_WHAT THE TASK ASKS_.
Take the listing and print it in full, exactly as given.

= = = = = = =

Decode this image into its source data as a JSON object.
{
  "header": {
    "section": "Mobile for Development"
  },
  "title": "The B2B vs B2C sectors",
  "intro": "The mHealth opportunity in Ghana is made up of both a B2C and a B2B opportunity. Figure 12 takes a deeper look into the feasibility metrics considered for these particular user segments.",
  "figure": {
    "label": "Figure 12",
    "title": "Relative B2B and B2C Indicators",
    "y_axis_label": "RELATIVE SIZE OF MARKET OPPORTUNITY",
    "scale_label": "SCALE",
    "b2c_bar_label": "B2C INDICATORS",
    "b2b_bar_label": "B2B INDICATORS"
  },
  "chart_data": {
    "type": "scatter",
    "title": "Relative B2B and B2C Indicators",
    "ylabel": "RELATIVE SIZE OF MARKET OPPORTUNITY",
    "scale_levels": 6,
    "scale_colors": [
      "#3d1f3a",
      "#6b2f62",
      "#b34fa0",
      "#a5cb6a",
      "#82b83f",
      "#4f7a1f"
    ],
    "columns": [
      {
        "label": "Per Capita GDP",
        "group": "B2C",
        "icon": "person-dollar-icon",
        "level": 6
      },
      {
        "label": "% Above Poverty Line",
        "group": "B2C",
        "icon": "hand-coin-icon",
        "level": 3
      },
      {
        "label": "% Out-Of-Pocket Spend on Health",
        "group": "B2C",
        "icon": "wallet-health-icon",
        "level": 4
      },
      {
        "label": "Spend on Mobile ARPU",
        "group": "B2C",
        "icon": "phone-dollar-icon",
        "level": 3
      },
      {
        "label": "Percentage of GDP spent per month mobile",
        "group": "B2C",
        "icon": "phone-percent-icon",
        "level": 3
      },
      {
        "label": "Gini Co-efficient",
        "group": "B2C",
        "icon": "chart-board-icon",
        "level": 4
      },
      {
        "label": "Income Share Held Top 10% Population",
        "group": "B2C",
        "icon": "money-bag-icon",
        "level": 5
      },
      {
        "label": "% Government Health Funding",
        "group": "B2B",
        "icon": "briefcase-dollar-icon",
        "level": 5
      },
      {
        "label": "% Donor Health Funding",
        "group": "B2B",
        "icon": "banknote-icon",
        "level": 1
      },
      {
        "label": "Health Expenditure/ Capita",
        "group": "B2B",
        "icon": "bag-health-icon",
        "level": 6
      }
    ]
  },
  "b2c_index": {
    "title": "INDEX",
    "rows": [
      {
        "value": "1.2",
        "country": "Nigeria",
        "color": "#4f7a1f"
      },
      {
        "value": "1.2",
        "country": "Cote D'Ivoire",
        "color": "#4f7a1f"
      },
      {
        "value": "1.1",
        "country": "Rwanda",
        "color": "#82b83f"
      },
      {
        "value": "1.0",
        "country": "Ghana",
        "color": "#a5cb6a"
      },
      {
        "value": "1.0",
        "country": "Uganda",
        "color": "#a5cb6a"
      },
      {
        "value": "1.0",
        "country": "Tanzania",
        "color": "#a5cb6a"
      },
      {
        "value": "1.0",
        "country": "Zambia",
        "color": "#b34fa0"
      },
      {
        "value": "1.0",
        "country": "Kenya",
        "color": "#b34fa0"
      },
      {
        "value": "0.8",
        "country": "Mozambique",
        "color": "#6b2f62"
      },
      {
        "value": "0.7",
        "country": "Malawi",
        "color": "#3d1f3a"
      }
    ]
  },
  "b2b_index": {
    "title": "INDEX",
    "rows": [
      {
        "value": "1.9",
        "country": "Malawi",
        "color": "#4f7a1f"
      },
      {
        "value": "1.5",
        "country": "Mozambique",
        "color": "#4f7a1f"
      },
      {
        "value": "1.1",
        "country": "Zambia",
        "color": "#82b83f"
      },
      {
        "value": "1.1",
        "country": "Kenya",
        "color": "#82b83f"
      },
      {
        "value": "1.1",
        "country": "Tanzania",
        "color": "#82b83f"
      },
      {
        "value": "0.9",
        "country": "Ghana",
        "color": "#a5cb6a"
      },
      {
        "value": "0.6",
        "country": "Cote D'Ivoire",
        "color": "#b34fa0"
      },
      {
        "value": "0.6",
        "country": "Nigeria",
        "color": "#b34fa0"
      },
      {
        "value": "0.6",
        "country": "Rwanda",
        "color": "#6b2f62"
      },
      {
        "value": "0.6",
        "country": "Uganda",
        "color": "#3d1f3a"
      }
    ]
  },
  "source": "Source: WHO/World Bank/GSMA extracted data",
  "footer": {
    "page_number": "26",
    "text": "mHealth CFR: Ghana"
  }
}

= = = = = = =

_RIGHT ANSWER_.
Decode this image into its source data as a JSON object.
{
  "header": {
    "section": "Mobile for Development"
  },
  "title": "The B2B vs B2C sectors",
  "intro": "The mHealth opportunity in Ghana is made up of both a B2C and a B2B opportunity. Figure 12 takes a deeper look into the feasibility metrics considered for these particular user segments.",
  "figure": {
    "label": "Figure 12",
    "title": "Relative B2B and B2C Indicators",
    "y_axis_label": "RELATIVE SIZE OF MARKET OPPORTUNITY",
    "scale_label": "SCALE",
    "b2c_bar_label": "B2C INDICATORS",
    "b2b_bar_label": "B2B INDICATORS"
  },
  "chart_data": {
    "type": "scatter",
    "title": "Relative B2B and B2C Indicators",
    "ylabel": "RELATIVE SIZE OF MARKET OPPORTUNITY",
    "scale_levels": 6,
    "scale_colors": [
      "#3d1f3a",
      "#6b2f62",
      "#b34fa0",
      "#a5cb6a",
      "#82b83f",
      "#4f7a1f"
    ],
    "columns": [
      {
        "label": "Per Capita GDP",
        "group": "B2C",
        "icon": "person-dollar-icon",
        "level": 6
      },
      {
        "label": "% Above Poverty Line",
        "group": "B2C",
        "icon": "hand-coin-icon",
        "level": 3
      },
      {
        "label": "% Out-Of-Pocket Spend on Health",
        "group": "B2C",
        "icon": "wallet-health-icon",
        "level": 4
      },
      {
        "label": "Spend on Mobile ARPU",
        "group": "B2C",
        "icon": "phone-dollar-icon",
        "level": 3
      },
      {
        "label": "Percentage of GDP spent per month mobile",
        "group": "B2C",
        "icon": "phone-percent-icon",
        "level": 3
      },
      {
        "label": "Gini Co-efficient",
        "group": "B2C",
        "icon": "chart-board-icon",
        "level": 4
      },
      {
        "label": "Income Share Held Top 10% Population",
        "group": "B2C",
        "icon": "money-bag-icon",
        "level": 5
      },
      {
        "label": "% Government Health Funding",
        "group": "B2B",
        "icon": "briefcase-dollar-icon",
        "level": 5
      },
      {
        "label": "% Donor Health Funding",
        "group": "B2B",
        "icon": "banknote-icon",
        "level": 1
      },
      {
        "label": "Health Expenditure/ Capita",
        "group": "B2B",
        "icon": "bag-health-icon",
        "level": 6
      }
    ]
  },
  "b2c_index": {
    "title": "INDEX",
    "rows": [
      {
        "value": "1.2",
        "country": "Nigeria",
        "color": "#4f7a1f"
      },
      {
        "value": "1.2",
        "country": "Cote D'Ivoire",
        "color": "#4f7a1f"
      },
      {
        "value": "1.1",
        "country": "Rwanda",
        "color": "#82b83f"
      },
      {
        "value": "1.0",
        "country": "Ghana",
        "color": "#a5cb6a"
      },
      {
        "value": "1.0",
        "country": "Uganda",
        "color": "#a5cb6a"
      },
      {
        "value": "1.0",
        "country": "Tanzania",
        "color": "#a5cb6a"
      },
      {
        "value": "1.0",
        "country": "Zambia",
        "color": "#b34fa0"
      },
      {
        "value": "1.0",
        "country": "Kenya",
        "color": "#b34fa0"
      },
      {
        "value": "0.8",
        "country": "Mozambique",
        "color": "#6b2f62"
      },
      {
        "value": "0.7",
        "country": "Malawi",
        "color": "#3d1f3a"
      }
    ]
  },
  "b2b_index": {
    "title": "INDEX",
    "rows": [
      {
        "value": "1.9",
        "country": "Malawi",
        "color": "#4f7a1f"
      },
      {
        "value": "1.5",
        "country": "Mozambique",
        "color": "#4f7a1f"
      },
      {
        "value": "1.1",
        "country": "Zambia",
        "color": "#82b83f"
      },
      {
        "value": "1.1",
        "country": "Kenya",
        "color": "#82b83f"
      },
      {
        "value": "1.1",
        "country": "Tanzania",
        "color": "#82b83f"
      },
      {
        "value": "0.9",
        "country": "Ghana",
        "color": "#a5cb6a"
      },
      {
        "value": "0.6",
        "country": "Cote D'Ivoire",
        "color": "#b34fa0"
      },
      {
        "value": "0.6",
        "country": "Nigeria",
        "color": "#b34fa0"
      },
      {
        "value": "0.6",
        "country": "Rwanda",
        "color": "#6b2f62"
      },
      {
        "value": "0.6",
        "country": "Uganda",
        "color": "#3d1f3a"
      }
    ]
  },
  "source": "Source: WHO/World Bank/GSMA extracted data",
  "footer": {
    "page_number": "26",
    "text": "mHealth CFR: Ghana"
  }
}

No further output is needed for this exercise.